Exercise description:
In the listing that follows, count the lines holding the word "JSON" and report only that number.

Entries:
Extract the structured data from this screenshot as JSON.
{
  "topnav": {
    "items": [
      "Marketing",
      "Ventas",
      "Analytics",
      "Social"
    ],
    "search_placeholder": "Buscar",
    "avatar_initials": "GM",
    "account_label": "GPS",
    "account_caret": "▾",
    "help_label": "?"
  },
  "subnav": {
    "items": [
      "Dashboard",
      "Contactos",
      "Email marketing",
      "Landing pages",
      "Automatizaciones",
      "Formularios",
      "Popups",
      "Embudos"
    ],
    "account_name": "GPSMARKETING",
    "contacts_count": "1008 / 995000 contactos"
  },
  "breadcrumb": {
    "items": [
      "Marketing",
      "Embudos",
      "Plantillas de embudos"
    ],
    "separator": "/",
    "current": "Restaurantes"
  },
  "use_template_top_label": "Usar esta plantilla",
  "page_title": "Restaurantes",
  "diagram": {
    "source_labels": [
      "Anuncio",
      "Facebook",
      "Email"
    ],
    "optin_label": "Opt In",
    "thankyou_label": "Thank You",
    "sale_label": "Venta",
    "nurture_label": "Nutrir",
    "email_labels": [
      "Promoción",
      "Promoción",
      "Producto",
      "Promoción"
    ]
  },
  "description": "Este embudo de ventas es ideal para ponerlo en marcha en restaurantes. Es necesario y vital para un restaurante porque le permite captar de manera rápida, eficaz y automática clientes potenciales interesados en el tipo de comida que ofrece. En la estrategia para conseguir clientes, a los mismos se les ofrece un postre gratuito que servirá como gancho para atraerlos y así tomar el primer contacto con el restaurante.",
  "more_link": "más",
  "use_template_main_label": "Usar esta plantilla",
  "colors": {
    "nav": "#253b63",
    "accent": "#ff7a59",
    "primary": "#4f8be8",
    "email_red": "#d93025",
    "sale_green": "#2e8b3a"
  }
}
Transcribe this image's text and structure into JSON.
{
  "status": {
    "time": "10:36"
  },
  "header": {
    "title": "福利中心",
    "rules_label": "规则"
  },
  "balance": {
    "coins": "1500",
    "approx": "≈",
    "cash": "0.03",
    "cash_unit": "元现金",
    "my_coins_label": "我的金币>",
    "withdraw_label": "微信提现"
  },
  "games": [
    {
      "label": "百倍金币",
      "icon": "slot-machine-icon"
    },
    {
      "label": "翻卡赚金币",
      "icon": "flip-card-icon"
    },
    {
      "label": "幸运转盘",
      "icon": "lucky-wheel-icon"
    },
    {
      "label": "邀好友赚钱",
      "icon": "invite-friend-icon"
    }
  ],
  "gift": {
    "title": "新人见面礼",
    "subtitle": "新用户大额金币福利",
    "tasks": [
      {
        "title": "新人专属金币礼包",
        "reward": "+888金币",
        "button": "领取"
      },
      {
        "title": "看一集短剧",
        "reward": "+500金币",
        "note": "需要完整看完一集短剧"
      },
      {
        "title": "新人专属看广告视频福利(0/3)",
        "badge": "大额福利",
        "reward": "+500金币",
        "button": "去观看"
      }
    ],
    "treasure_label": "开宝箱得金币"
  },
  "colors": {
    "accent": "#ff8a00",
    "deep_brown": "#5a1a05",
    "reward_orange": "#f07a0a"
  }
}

Full answer:
2